• _Task requirements_
Work out the number of lines with "name" in them. Reply with that number and no other words.
--- Begin Raw records ---
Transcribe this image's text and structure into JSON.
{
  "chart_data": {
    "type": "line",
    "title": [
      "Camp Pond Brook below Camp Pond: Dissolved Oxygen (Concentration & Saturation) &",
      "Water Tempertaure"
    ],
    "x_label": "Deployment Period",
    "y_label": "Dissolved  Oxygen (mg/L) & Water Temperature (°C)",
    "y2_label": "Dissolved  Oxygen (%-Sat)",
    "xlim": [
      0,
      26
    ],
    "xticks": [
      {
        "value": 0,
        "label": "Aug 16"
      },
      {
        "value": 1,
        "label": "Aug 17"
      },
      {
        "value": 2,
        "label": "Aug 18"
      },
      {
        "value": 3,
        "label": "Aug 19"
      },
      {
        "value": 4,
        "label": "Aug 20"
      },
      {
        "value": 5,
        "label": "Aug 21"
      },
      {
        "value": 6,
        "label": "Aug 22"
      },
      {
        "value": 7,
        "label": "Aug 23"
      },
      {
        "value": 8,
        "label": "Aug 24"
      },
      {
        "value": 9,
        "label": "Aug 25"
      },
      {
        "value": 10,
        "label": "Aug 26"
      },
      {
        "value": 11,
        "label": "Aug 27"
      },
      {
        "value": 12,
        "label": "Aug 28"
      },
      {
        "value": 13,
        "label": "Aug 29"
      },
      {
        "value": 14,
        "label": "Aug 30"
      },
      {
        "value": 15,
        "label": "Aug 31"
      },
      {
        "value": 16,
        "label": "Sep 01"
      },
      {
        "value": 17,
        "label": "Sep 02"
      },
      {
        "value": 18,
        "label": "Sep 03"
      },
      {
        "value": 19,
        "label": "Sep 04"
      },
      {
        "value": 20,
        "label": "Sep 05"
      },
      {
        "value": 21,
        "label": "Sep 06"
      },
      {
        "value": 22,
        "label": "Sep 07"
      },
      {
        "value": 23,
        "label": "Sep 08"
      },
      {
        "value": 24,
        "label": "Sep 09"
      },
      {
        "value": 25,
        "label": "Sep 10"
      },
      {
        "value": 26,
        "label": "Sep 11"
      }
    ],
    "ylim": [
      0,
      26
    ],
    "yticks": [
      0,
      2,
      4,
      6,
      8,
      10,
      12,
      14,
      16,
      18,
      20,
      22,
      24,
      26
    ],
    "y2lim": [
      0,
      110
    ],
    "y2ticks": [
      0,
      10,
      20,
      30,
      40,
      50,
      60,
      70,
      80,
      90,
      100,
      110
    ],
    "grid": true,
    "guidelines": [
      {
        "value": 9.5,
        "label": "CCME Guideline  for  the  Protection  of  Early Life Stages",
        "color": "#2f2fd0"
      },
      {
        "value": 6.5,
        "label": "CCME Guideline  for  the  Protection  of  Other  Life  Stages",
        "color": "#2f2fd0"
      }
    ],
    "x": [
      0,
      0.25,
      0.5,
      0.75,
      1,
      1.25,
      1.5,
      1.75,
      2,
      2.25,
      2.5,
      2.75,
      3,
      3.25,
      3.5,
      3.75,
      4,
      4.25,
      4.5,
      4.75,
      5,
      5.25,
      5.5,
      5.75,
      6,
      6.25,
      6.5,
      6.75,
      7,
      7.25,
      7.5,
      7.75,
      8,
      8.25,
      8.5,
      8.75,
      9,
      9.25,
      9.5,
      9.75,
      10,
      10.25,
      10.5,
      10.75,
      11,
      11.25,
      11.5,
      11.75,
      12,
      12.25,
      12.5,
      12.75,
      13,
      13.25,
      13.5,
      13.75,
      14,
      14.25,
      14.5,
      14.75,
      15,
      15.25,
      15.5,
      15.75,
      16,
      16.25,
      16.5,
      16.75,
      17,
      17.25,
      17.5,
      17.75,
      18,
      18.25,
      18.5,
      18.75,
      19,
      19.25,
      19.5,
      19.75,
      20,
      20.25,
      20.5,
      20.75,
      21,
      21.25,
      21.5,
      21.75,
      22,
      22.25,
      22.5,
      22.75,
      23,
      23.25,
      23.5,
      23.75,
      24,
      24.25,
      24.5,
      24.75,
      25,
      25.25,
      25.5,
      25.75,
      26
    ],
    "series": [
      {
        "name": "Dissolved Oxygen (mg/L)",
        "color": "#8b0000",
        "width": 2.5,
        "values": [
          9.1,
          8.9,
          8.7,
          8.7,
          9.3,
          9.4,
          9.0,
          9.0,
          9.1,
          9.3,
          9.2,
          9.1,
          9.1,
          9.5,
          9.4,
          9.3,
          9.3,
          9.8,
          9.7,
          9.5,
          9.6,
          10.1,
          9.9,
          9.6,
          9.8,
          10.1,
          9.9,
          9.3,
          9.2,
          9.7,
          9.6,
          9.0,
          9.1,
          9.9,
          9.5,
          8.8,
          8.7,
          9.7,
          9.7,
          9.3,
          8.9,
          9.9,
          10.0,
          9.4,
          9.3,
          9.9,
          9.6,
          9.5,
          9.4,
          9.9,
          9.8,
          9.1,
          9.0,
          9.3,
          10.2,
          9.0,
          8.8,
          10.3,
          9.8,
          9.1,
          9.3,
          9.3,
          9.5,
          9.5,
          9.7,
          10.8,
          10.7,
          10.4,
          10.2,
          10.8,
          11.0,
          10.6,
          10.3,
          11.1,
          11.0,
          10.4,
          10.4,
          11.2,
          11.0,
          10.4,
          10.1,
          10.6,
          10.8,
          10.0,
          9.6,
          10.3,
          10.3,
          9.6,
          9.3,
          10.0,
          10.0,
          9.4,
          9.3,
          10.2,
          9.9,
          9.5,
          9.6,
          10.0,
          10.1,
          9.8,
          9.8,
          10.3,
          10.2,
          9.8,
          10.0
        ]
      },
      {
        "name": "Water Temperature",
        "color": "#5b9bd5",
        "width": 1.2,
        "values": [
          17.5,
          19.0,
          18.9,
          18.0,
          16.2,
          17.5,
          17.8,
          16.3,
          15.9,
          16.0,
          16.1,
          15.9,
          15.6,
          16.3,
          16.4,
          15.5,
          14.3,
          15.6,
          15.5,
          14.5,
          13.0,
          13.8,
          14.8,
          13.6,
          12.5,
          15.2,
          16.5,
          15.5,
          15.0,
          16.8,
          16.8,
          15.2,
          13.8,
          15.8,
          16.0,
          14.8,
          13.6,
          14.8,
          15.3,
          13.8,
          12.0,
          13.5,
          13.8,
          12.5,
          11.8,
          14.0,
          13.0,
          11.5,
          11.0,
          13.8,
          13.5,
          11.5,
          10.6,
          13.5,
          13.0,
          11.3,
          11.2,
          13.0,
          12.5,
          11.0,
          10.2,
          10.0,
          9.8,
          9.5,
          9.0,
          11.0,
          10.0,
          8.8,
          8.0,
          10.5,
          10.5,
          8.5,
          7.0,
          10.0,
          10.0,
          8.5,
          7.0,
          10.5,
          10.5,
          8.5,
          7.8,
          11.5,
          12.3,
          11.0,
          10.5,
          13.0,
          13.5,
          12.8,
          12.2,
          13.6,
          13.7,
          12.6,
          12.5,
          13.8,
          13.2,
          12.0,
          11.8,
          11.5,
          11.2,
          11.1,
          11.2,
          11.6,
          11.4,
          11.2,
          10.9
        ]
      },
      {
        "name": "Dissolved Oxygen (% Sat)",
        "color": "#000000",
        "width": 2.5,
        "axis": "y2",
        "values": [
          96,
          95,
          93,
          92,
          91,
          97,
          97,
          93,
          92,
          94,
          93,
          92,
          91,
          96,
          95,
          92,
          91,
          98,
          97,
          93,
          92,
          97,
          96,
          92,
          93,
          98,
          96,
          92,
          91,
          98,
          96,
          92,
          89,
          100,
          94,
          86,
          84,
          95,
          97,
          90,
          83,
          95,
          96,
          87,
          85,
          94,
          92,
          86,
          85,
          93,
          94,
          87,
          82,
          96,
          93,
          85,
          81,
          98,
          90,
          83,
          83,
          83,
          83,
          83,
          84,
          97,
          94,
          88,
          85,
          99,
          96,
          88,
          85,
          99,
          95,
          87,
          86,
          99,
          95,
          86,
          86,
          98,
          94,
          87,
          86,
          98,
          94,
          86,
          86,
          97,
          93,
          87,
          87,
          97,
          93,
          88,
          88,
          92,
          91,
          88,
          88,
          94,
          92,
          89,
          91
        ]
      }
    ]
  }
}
--- End Raw records ---
• _Result for this exercise_
3